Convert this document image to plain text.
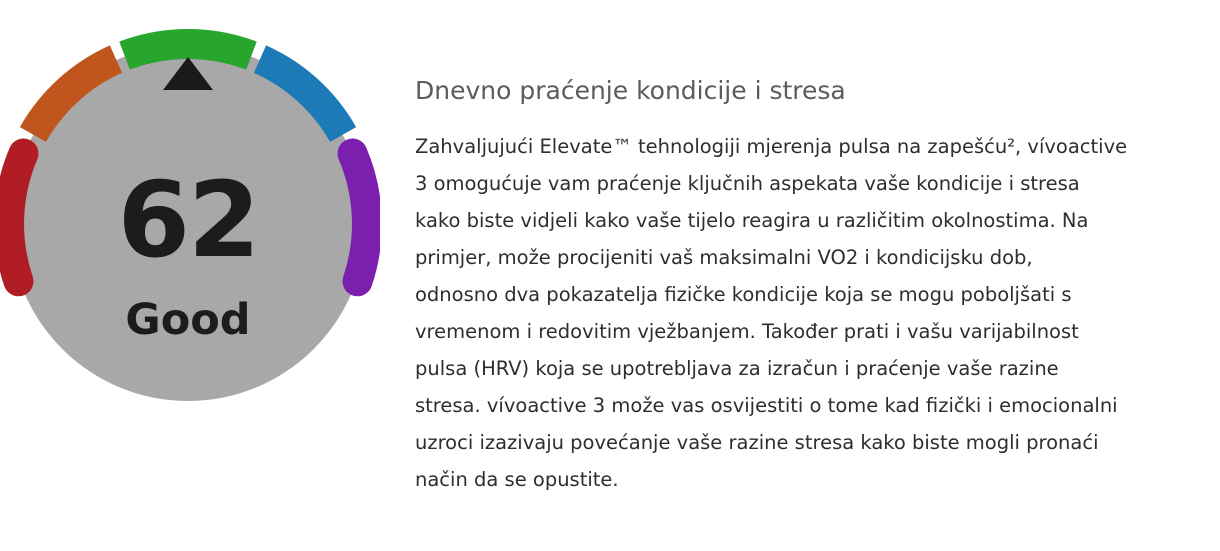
62
Good
Dnevno praćenje kondicije i stresa

Zahvaljujući Elevate™ tehnologiji mjerenja pulsa na zapešću², vívoactive
3 omogućuje vam praćenje ključnih aspekata vaše kondicije i stresa
kako biste vidjeli kako vaše tijelo reagira u različitim okolnostima. Na
primjer, može procijeniti vaš maksimalni VO2 i kondicijsku dob,
odnosno dva pokazatelja fizičke kondicije koja se mogu poboljšati s
vremenom i redovitim vježbanjem. Također prati i vašu varijabilnost
pulsa (HRV) koja se upotrebljava za izračun i praćenje vaše razine
stresa. vívoactive 3 može vas osvijestiti o tome kad fizički i emocionalni
uzroci izazivaju povećanje vaše razine stresa kako biste mogli pronaći
način da se opustite.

═══

(Given instruction) Make an exact copy of the data, leaving its pictures out.

(Complete answer)
Convert this document image to plain text.
62
Good
Dnevno praćenje kondicije i stresa

Zahvaljujući Elevate™ tehnologiji mjerenja pulsa na zapešću², vívoactive
3 omogućuje vam praćenje ključnih aspekata vaše kondicije i stresa
kako biste vidjeli kako vaše tijelo reagira u različitim okolnostima. Na
primjer, može procijeniti vaš maksimalni VO2 i kondicijsku dob,
odnosno dva pokazatelja fizičke kondicije koja se mogu poboljšati s
vremenom i redovitim vježbanjem. Također prati i vašu varijabilnost
pulsa (HRV) koja se upotrebljava za izračun i praćenje vaše razine
stresa. vívoactive 3 može vas osvijestiti o tome kad fizički i emocionalni
uzroci izazivaju povećanje vaše razine stresa kako biste mogli pronaći
način da se opustite.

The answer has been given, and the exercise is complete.